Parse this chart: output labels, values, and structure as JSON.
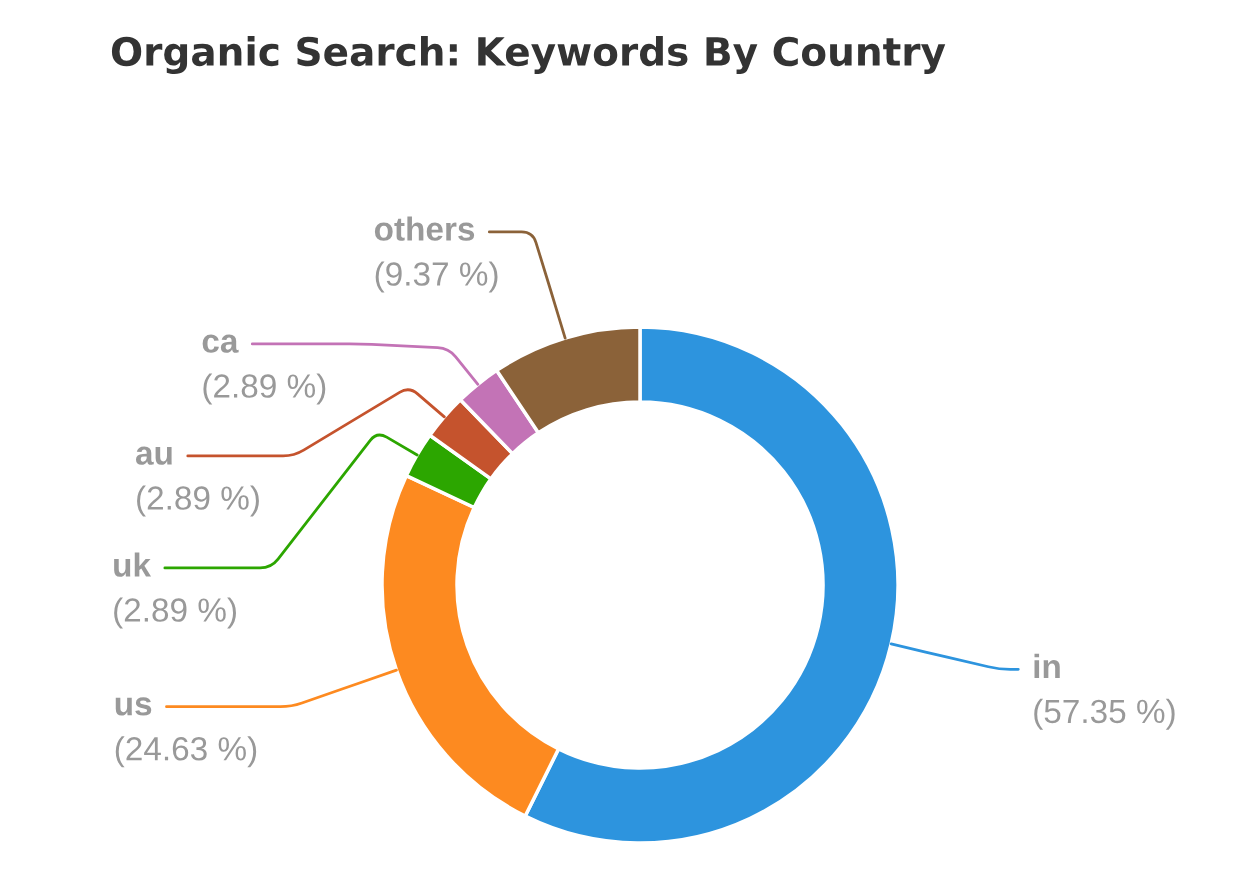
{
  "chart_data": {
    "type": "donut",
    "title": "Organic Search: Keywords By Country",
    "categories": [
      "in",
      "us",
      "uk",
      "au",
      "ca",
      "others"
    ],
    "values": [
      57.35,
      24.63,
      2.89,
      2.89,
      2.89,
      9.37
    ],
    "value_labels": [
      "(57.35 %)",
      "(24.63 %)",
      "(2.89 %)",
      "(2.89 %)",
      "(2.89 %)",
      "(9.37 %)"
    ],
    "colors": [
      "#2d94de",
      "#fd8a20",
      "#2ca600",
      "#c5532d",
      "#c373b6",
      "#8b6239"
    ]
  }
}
++++++++++++++++++++
◆ Stated exercise ◆
Scan the records above for the string "values", then select every line that holds it.

◆ Solution for this task ◆
Parse this chart: output labels, values, and structure as JSON.
    "values": [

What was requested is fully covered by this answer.